[What to work on]
Rename "slice-name" to "segment-name" in the items, starting at the line containing "leader-dot (411, 681, 423, 693)" and ending after the line containing "slice-name: Community Rewards". Reproduce only those lines, with everything else unchanged.

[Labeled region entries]
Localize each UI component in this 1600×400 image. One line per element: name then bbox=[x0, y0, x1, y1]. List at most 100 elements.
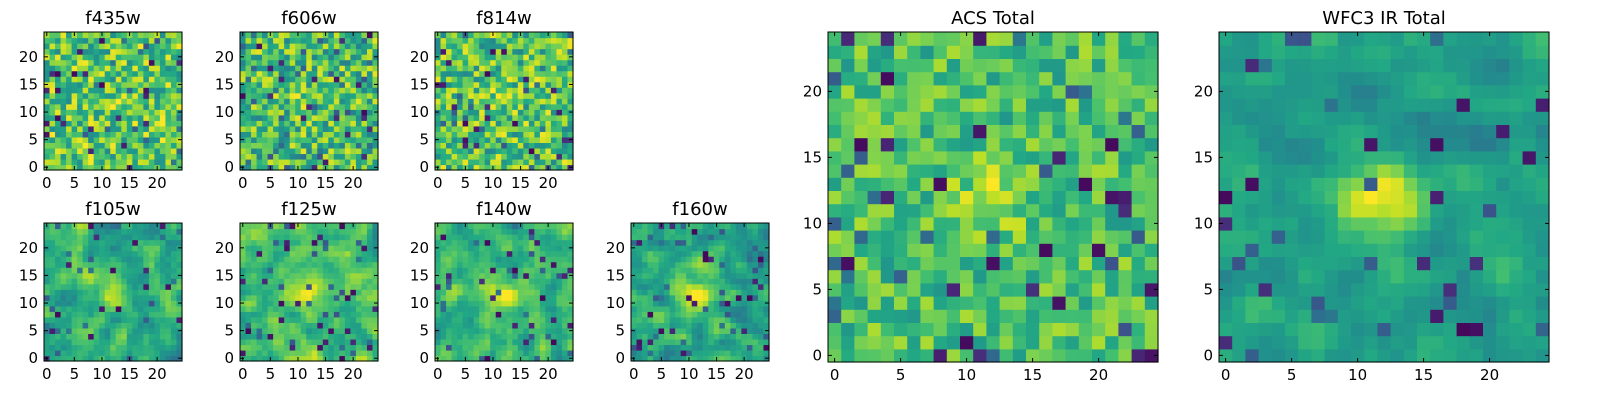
heatmap-cell bbox=[333, 37, 340, 44]
heatmap-cell bbox=[366, 109, 374, 116]
heatmap-cell bbox=[1092, 177, 1106, 191]
heatmap-cell bbox=[355, 256, 363, 263]
heatmap-cell bbox=[567, 131, 574, 138]
heatmap-cell bbox=[110, 114, 117, 121]
heatmap-cell bbox=[311, 278, 318, 285]
heatmap-cell bbox=[49, 333, 56, 340]
heatmap-cell bbox=[355, 283, 363, 290]
heatmap-cell bbox=[708, 311, 715, 318]
heatmap-cell bbox=[289, 120, 296, 127]
heatmap-cell bbox=[517, 294, 524, 301]
heatmap-cell bbox=[93, 131, 100, 138]
heatmap-cell bbox=[451, 136, 458, 143]
heatmap-cell bbox=[697, 223, 704, 230]
heatmap-cell bbox=[333, 355, 340, 362]
heatmap-cell bbox=[311, 87, 318, 94]
heatmap-cell bbox=[495, 109, 502, 116]
heatmap-cell bbox=[506, 239, 513, 246]
heatmap-cell bbox=[251, 153, 258, 160]
heatmap-cell bbox=[946, 335, 961, 350]
heatmap-cell bbox=[675, 267, 682, 274]
heatmap-cell bbox=[501, 267, 508, 274]
heatmap-cell bbox=[708, 283, 715, 290]
heatmap-cell bbox=[284, 87, 291, 94]
heatmap-cell bbox=[93, 245, 100, 252]
heatmap-cell bbox=[719, 289, 726, 296]
heatmap-cell bbox=[366, 355, 374, 362]
heatmap-cell bbox=[567, 147, 574, 155]
heatmap-cell bbox=[675, 327, 682, 334]
heatmap-cell bbox=[333, 338, 340, 346]
heatmap-cell bbox=[841, 322, 855, 337]
heatmap-cell bbox=[55, 81, 62, 88]
heatmap-cell bbox=[462, 87, 469, 94]
heatmap-cell bbox=[669, 267, 676, 274]
heatmap-cell bbox=[126, 327, 133, 334]
heatmap-cell bbox=[495, 76, 502, 83]
heatmap-cell bbox=[82, 109, 89, 116]
heatmap-cell bbox=[295, 250, 302, 257]
heatmap-cell bbox=[176, 223, 183, 230]
heatmap-cell bbox=[713, 256, 720, 263]
x-tick-label: 0 bbox=[238, 174, 248, 192]
heatmap-cell bbox=[88, 289, 95, 296]
heatmap-cell bbox=[746, 256, 754, 263]
heatmap-cell bbox=[306, 261, 313, 268]
heatmap-cell bbox=[256, 283, 263, 290]
heatmap-cell bbox=[170, 158, 178, 166]
heatmap-cell bbox=[1078, 177, 1093, 191]
heatmap-cell bbox=[372, 267, 379, 274]
heatmap-cell bbox=[115, 344, 122, 351]
heatmap-cell bbox=[960, 177, 974, 191]
heatmap-cell bbox=[550, 142, 558, 149]
heatmap-cell bbox=[366, 300, 374, 307]
heatmap-cell bbox=[550, 261, 558, 268]
heatmap-cell bbox=[350, 300, 357, 307]
heatmap-cell bbox=[306, 316, 313, 323]
heatmap-cell bbox=[894, 177, 908, 191]
x-tick-label: 10 bbox=[288, 174, 307, 192]
heatmap-cell bbox=[517, 92, 524, 99]
heatmap-cell bbox=[311, 37, 318, 44]
heatmap-cell bbox=[115, 316, 122, 323]
heatmap-cell bbox=[841, 243, 855, 257]
heatmap-cell bbox=[159, 164, 167, 171]
heatmap-cell bbox=[306, 153, 313, 160]
heatmap-cell bbox=[658, 228, 665, 235]
heatmap-cell bbox=[702, 256, 709, 263]
heatmap-cell bbox=[328, 261, 335, 268]
heatmap-cell bbox=[669, 250, 676, 257]
heatmap-cell bbox=[99, 305, 106, 312]
heatmap-cell bbox=[306, 125, 313, 132]
heatmap-cell bbox=[372, 76, 379, 83]
heatmap-cell bbox=[49, 87, 56, 94]
heatmap-cell bbox=[495, 261, 502, 268]
heatmap-cell bbox=[490, 311, 497, 318]
heatmap-cell bbox=[550, 120, 558, 127]
heatmap-cell bbox=[752, 333, 759, 340]
heatmap-cell bbox=[746, 333, 754, 340]
heatmap-cell bbox=[479, 272, 486, 279]
heatmap-cell bbox=[99, 239, 106, 246]
heatmap-cell bbox=[273, 37, 280, 44]
heatmap-cell bbox=[446, 322, 453, 329]
heatmap-cell bbox=[653, 289, 660, 296]
heatmap-cell bbox=[154, 338, 161, 346]
heatmap-cell bbox=[350, 234, 357, 241]
heatmap-cell bbox=[121, 98, 128, 105]
heatmap-cell bbox=[262, 114, 269, 121]
heatmap-cell bbox=[495, 283, 502, 290]
heatmap-cell bbox=[653, 256, 660, 263]
y-tick-label: 15 bbox=[215, 266, 234, 284]
heatmap-cell bbox=[110, 223, 117, 230]
heatmap-cell bbox=[93, 261, 100, 268]
heatmap-cell bbox=[631, 250, 638, 257]
heatmap-cell bbox=[132, 125, 139, 132]
heatmap-cell bbox=[295, 261, 302, 268]
heatmap-cell bbox=[60, 311, 67, 318]
heatmap-cell bbox=[355, 228, 363, 235]
heatmap-cell bbox=[534, 131, 541, 138]
heatmap-cell bbox=[71, 153, 78, 160]
heatmap-cell bbox=[295, 147, 302, 155]
heatmap-cell bbox=[658, 333, 665, 340]
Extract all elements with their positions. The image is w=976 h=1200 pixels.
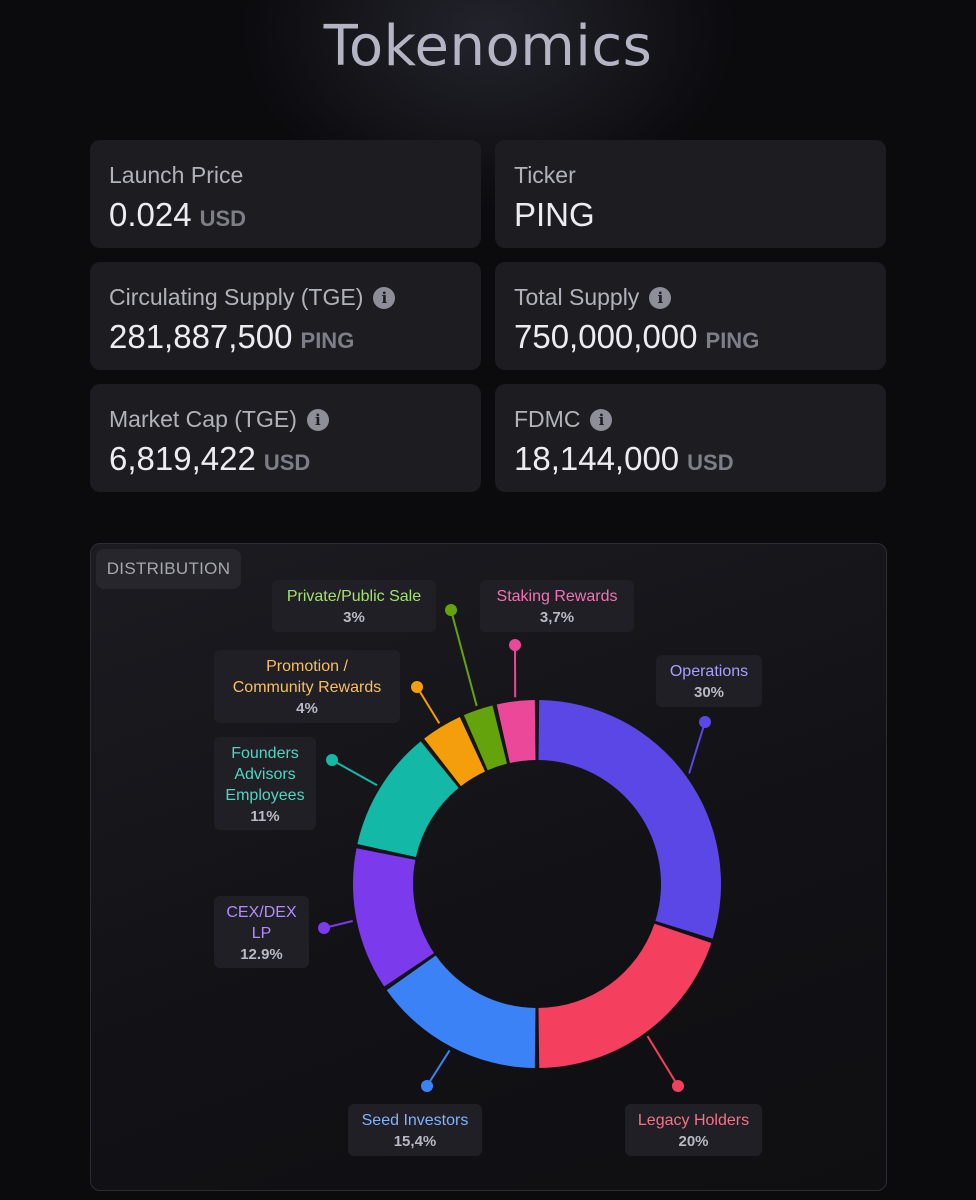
leader-dot (411, 681, 423, 693)
slice-label: Promotion / Community Rewards 4% (214, 650, 400, 723)
distribution-tag: DISTRIBUTION (96, 549, 241, 589)
slice-name: Seed Investors (361, 1112, 469, 1129)
leader-line (331, 759, 378, 787)
donut-slice-private-public-sale[interactable] (463, 705, 507, 771)
slice-name: Community Rewards (232, 679, 382, 696)
slice-name: Founders (231, 745, 299, 762)
leader-dot (672, 1080, 684, 1092)
slice-label: Legacy Holders 20% (625, 1104, 762, 1156)
slice-label: Private/Public Sale 3% (272, 580, 436, 632)
info-icon[interactable]: i (373, 286, 396, 309)
donut-slice-promotion-community-rewards[interactable] (424, 716, 485, 787)
slice-label: Seed Investors 15,4% (348, 1104, 482, 1156)
stat-card: FDMC i 18,144,000 USD (495, 384, 886, 492)
stat-value-number: PING (514, 196, 595, 233)
donut-slice-staking-rewards[interactable] (496, 700, 536, 764)
stat-label: Total Supply i (514, 284, 672, 311)
leader-dot (326, 754, 338, 766)
donut-slice-founders-advisors-employees[interactable] (357, 741, 459, 858)
donut-slice-legacy-holders[interactable] (538, 923, 712, 1068)
stat-unit: USD (263, 450, 311, 475)
stat-label: Market Cap (TGE) i (109, 406, 329, 433)
stat-label: Ticker (514, 162, 576, 189)
stat-card: Circulating Supply (TGE) i 281,887,500 PING (90, 262, 481, 370)
leader-line (646, 1035, 679, 1087)
donut-slice-seed-investors[interactable] (386, 955, 536, 1068)
stat-value-number: 750,000,000 (514, 318, 698, 355)
slice-label: Staking Rewards 3,7% (480, 580, 634, 632)
leader-line (416, 686, 441, 724)
stat-value: PING (514, 196, 595, 234)
stat-label-text: Circulating Supply (TGE) (109, 284, 364, 310)
leader-dot (509, 639, 521, 651)
donut-slice-cex-dex-lp[interactable] (353, 848, 435, 987)
slice-name: Employees (225, 787, 305, 804)
slice-name: Promotion / (266, 658, 348, 675)
stat-value: 750,000,000 PING (514, 318, 759, 356)
stat-card: Ticker PING (495, 140, 886, 248)
leader-dot (421, 1080, 433, 1092)
slice-percent: 12.9% (240, 946, 283, 963)
stat-value: 6,819,422 USD (109, 440, 310, 478)
slice-name: Private/Public Sale (286, 588, 422, 605)
stat-label: Launch Price (109, 162, 243, 189)
stat-label-text: Launch Price (109, 162, 244, 188)
info-icon[interactable]: i (306, 408, 329, 431)
leader-line (688, 721, 706, 774)
stat-card: Market Cap (TGE) i 6,819,422 USD (90, 384, 481, 492)
slice-percent: 4% (296, 700, 318, 717)
stat-label-text: Market Cap (TGE) (109, 406, 297, 432)
slice-percent: 3,7% (539, 609, 575, 626)
stat-value: 18,144,000 USD (514, 440, 734, 478)
info-icon[interactable]: i (649, 286, 672, 309)
slice-label: Founders Advisors Employees 11% (214, 737, 316, 830)
page-title: Tokenomics (323, 14, 653, 79)
slice-name: LP (251, 925, 272, 942)
slice-percent: 20% (678, 1133, 709, 1150)
leader-dot (318, 922, 330, 934)
slice-percent: 3% (343, 609, 365, 626)
slice-percent: 11% (250, 808, 280, 825)
stat-value-number: 281,887,500 (109, 318, 293, 355)
stat-label: FDMC i (514, 406, 613, 433)
leader-dot (445, 604, 457, 616)
slice-name: Legacy Holders (637, 1112, 750, 1129)
stat-value: 0.024 USD (109, 196, 246, 234)
leader-dot (699, 716, 711, 728)
stat-label-text: Total Supply (514, 284, 640, 310)
stat-label-text: FDMC (514, 406, 581, 432)
stat-label-text: Ticker (514, 162, 576, 188)
slice-label: CEX/DEX LP 12.9% (214, 896, 309, 968)
stat-label: Circulating Supply (TGE) i (109, 284, 396, 311)
stat-card: Launch Price 0.024 USD (90, 140, 481, 248)
slice-percent: 15,4% (393, 1133, 437, 1150)
slice-name: CEX/DEX (226, 904, 297, 921)
slice-label: Operations 30% (656, 655, 762, 707)
stat-unit: USD (199, 206, 247, 231)
slice-name: Operations (669, 663, 749, 680)
slice-percent: 30% (693, 684, 725, 701)
stat-value-number: 6,819,422 (109, 440, 256, 477)
stat-value-number: 0.024 (109, 196, 192, 233)
info-icon[interactable]: i (590, 408, 613, 431)
stat-unit: PING (705, 328, 760, 353)
leader-line (450, 609, 478, 707)
slice-name: Staking Rewards (496, 588, 618, 605)
leader-line (426, 1049, 451, 1087)
stat-unit: USD (687, 450, 734, 475)
donut-slice-operations[interactable] (538, 700, 721, 939)
stat-value-number: 18,144,000 (514, 440, 680, 477)
stat-unit: PING (300, 328, 355, 353)
stat-card: Total Supply i 750,000,000 PING (495, 262, 886, 370)
slice-name: Advisors (234, 766, 296, 783)
stat-value: 281,887,500 PING (109, 318, 354, 356)
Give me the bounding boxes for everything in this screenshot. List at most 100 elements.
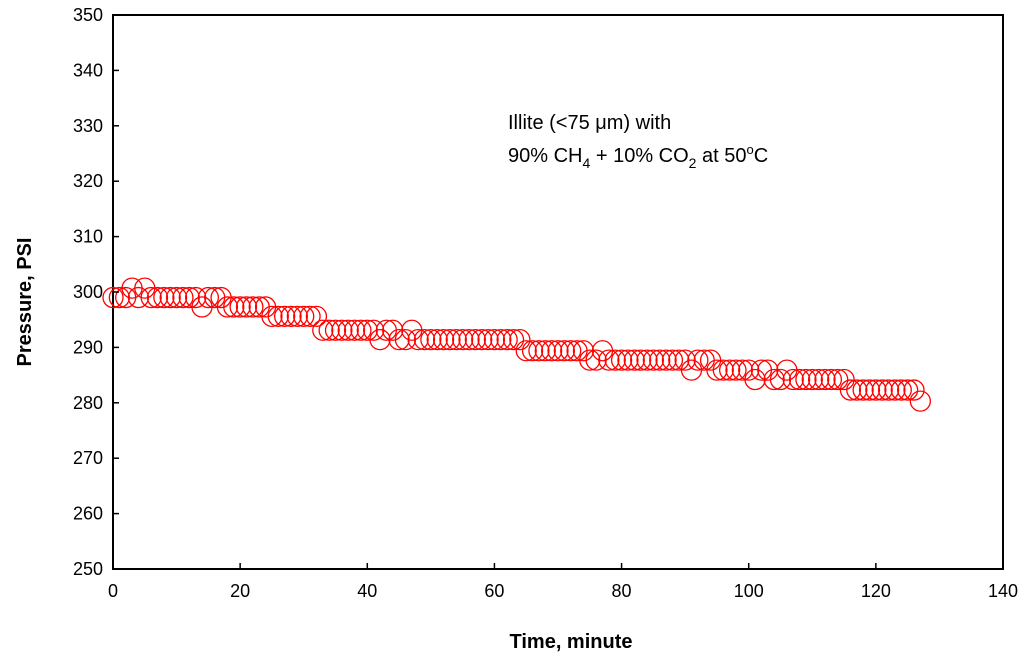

[Answer in full]
leader-dot (411, 681, 423, 693)
slice-label: Promotion / Community Rewards 4% (214, 650, 400, 723)
distribution-tag: DISTRIBUTION (96, 549, 241, 589)
segment-name: Seed Investors (361, 1112, 469, 1129)
leader-line (331, 759, 378, 787)
donut-slice-private-public-sale[interactable] (463, 705, 507, 771)
segment-name: Community Rewards (232, 679, 382, 696)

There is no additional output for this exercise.